What to produce
Identify all lines in the listing that include the word "color", and copy them out.

....................

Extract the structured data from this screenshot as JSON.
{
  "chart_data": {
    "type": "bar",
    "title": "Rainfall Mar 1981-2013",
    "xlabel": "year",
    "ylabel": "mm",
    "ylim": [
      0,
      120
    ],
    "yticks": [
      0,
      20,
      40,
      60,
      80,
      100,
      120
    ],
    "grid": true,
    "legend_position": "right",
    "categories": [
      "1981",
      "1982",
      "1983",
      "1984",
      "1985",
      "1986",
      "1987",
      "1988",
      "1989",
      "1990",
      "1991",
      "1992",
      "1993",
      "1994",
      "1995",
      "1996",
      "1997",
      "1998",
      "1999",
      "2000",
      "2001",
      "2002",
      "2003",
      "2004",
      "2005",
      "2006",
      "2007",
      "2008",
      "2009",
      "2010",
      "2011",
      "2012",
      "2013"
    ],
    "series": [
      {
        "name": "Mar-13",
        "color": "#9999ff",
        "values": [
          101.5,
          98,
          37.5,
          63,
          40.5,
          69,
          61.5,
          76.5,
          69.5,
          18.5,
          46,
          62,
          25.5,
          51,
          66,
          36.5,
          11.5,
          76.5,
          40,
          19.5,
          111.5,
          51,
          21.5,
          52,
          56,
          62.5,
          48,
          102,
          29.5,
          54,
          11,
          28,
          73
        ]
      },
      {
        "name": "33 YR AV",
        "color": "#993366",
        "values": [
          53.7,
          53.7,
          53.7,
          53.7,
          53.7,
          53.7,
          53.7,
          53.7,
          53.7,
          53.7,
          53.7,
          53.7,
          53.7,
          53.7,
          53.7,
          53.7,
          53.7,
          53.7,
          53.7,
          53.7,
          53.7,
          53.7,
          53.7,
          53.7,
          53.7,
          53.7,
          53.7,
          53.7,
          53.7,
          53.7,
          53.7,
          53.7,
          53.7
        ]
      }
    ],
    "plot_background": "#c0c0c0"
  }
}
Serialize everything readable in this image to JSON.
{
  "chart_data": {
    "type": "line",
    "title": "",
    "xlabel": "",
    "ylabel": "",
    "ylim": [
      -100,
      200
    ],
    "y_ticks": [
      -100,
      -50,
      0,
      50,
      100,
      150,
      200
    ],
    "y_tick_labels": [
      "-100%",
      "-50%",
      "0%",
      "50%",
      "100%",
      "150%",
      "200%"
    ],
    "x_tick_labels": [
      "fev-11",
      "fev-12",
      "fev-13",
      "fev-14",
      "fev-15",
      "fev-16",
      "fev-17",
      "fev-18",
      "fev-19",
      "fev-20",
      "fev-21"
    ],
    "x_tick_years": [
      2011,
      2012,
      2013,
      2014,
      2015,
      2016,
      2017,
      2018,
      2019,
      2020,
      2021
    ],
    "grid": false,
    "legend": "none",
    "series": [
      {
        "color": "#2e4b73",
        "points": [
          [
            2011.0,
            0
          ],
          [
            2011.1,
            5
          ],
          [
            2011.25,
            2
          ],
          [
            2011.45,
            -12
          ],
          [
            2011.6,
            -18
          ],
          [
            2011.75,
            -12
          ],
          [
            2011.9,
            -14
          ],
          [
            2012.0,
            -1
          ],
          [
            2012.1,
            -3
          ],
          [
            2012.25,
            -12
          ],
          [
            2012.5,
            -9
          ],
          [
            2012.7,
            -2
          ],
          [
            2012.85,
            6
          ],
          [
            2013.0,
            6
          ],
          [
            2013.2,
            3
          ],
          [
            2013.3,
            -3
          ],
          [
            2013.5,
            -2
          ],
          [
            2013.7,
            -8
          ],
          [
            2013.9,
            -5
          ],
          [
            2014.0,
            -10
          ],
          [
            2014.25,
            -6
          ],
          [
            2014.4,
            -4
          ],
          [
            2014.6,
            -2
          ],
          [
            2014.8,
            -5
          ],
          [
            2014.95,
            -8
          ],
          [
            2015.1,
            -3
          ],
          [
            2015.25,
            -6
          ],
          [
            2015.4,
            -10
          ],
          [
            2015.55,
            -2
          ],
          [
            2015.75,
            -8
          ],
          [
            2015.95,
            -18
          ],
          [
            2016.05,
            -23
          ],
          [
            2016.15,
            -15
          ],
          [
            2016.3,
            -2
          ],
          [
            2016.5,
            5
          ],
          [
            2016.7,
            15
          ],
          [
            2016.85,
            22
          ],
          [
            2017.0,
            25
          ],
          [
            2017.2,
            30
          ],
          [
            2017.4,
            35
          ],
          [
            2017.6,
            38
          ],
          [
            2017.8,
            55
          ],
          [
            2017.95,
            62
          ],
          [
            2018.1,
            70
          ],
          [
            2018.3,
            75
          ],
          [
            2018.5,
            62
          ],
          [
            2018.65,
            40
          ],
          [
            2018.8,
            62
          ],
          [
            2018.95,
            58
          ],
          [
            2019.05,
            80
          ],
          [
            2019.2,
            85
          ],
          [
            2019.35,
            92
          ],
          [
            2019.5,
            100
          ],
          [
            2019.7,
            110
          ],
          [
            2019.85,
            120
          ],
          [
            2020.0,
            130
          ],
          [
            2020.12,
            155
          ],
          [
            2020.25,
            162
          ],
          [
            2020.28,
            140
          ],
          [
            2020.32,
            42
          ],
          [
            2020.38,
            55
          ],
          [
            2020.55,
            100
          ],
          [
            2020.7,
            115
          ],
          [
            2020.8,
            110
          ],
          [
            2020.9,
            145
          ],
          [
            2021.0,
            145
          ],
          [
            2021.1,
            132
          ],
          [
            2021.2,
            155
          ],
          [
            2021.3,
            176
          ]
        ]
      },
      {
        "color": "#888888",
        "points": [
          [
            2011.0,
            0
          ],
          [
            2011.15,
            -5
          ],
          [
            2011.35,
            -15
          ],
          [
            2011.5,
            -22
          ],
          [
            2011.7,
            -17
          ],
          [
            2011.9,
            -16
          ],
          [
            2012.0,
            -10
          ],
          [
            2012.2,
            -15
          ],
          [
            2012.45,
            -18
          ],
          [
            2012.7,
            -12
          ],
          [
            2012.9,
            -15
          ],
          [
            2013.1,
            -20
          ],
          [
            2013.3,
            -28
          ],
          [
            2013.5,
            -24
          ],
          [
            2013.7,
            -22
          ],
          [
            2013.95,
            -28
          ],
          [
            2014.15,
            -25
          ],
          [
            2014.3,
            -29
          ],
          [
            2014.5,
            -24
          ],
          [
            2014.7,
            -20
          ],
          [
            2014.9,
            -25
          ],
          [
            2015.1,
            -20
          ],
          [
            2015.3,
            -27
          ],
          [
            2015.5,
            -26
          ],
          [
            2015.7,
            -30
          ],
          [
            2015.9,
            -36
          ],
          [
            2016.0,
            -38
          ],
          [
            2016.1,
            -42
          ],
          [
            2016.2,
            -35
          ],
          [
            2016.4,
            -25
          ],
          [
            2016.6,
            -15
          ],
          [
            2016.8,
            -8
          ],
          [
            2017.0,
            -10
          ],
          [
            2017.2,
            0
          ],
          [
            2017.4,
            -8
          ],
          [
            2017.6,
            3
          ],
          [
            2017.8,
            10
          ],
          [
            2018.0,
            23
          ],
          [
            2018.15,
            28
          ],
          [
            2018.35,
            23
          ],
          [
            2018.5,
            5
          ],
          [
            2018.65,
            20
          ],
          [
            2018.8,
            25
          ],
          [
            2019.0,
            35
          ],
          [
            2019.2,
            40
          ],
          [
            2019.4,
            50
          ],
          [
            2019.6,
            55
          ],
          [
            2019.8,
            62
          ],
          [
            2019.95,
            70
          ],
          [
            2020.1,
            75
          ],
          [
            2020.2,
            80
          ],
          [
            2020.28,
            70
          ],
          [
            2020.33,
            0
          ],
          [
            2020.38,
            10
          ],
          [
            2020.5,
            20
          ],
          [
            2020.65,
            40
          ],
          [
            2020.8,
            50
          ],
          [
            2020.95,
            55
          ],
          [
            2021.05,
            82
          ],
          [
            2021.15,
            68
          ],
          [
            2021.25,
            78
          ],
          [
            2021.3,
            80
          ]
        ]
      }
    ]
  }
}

....................

The solution
        "color": "#9999ff",
        "color": "#993366",
        "color": "#2e4b73",
        "color": "#888888",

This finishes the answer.